%%
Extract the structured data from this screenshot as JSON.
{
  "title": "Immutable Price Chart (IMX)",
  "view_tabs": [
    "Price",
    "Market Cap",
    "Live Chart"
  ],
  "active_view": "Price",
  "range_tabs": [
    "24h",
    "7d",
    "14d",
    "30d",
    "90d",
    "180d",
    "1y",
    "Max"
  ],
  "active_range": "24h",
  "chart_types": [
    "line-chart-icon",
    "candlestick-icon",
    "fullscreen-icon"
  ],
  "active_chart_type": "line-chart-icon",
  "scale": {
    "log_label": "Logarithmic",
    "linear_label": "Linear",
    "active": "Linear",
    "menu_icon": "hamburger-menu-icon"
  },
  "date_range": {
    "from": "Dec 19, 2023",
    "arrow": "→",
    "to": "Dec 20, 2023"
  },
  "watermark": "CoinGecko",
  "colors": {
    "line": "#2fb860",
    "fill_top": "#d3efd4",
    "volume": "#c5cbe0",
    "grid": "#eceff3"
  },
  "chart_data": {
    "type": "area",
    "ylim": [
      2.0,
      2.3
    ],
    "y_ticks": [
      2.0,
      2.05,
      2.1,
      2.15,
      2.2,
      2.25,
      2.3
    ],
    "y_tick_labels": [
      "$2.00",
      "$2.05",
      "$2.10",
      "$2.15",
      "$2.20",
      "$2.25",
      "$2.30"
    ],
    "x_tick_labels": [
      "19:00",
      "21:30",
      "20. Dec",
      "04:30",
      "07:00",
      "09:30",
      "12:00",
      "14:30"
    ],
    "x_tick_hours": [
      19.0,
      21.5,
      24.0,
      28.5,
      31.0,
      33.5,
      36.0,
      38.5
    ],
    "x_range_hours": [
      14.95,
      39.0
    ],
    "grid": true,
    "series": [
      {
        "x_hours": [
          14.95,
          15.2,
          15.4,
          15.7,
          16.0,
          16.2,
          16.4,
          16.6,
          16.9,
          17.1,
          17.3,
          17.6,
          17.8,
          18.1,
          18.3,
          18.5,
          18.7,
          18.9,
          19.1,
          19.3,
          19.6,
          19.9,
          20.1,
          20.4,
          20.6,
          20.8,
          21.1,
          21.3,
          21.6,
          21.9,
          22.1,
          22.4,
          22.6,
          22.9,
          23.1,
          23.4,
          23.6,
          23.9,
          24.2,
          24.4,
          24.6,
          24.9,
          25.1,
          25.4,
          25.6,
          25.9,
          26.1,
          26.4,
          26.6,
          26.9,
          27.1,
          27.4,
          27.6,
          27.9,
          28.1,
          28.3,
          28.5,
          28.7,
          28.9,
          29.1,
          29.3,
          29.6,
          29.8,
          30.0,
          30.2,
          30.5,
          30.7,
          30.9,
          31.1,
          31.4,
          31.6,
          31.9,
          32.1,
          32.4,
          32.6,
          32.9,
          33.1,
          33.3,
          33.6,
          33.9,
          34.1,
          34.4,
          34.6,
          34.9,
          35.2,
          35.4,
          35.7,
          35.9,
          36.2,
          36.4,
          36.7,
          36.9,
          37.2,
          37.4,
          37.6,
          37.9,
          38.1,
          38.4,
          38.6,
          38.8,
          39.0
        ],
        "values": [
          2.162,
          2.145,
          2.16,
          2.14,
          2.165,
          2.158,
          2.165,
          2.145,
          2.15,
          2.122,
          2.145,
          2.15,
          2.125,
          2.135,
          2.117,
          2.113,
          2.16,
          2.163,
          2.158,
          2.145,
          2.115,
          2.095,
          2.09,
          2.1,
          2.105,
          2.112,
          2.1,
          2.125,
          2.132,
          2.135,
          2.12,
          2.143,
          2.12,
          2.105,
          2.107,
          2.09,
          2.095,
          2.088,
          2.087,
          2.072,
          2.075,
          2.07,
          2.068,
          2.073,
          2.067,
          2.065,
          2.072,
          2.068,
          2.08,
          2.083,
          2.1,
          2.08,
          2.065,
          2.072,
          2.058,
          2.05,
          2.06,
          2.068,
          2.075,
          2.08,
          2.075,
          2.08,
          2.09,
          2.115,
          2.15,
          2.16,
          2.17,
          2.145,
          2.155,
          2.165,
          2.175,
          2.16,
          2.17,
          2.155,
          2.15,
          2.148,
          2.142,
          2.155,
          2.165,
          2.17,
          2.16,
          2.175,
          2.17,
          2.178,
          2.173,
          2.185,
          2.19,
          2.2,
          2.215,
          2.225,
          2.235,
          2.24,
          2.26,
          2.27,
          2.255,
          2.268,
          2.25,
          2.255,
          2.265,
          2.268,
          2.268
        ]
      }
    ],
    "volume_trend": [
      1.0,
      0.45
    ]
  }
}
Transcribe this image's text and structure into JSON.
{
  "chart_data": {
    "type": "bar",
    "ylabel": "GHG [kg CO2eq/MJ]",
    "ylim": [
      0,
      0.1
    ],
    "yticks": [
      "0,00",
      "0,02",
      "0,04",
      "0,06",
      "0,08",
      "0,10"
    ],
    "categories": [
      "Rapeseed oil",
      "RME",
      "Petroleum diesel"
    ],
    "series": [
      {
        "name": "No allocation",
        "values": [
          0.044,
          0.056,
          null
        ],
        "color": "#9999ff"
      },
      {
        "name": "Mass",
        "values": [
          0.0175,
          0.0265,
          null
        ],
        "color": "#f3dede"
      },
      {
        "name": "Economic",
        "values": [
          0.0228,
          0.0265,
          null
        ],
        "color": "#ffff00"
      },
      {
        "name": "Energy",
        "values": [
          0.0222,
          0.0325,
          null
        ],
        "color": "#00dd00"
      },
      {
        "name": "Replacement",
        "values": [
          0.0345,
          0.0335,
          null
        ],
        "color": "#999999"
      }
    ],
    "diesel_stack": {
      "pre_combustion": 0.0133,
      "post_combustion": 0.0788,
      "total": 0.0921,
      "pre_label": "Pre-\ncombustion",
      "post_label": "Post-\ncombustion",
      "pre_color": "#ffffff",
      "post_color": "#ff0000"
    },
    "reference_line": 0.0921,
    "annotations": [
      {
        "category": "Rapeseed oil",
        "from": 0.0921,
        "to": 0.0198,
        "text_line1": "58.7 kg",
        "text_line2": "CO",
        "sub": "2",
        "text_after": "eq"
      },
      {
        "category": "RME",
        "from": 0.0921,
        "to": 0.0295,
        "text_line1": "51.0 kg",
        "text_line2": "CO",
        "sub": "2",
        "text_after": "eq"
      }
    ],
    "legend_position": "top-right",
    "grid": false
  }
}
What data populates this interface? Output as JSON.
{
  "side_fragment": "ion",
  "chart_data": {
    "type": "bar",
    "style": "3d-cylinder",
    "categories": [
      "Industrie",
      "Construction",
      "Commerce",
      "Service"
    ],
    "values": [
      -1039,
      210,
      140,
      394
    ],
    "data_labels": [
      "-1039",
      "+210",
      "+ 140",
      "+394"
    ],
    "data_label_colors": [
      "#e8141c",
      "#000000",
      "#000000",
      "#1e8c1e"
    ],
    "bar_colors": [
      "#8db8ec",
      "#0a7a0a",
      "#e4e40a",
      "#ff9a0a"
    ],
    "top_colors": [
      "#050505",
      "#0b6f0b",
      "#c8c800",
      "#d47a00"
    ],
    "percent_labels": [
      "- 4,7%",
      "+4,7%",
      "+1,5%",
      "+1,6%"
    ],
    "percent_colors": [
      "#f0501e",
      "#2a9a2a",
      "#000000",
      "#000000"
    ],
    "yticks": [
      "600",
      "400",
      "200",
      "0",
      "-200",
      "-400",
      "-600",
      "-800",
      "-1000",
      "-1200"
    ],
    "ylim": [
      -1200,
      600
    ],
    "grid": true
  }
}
%%
» DIRECTIONS FOR THIS TASK
From the listing above, find the number of lines with the word "Rapeseed" in them. Answer with the number only.

» COMPLETED EXERCISE
2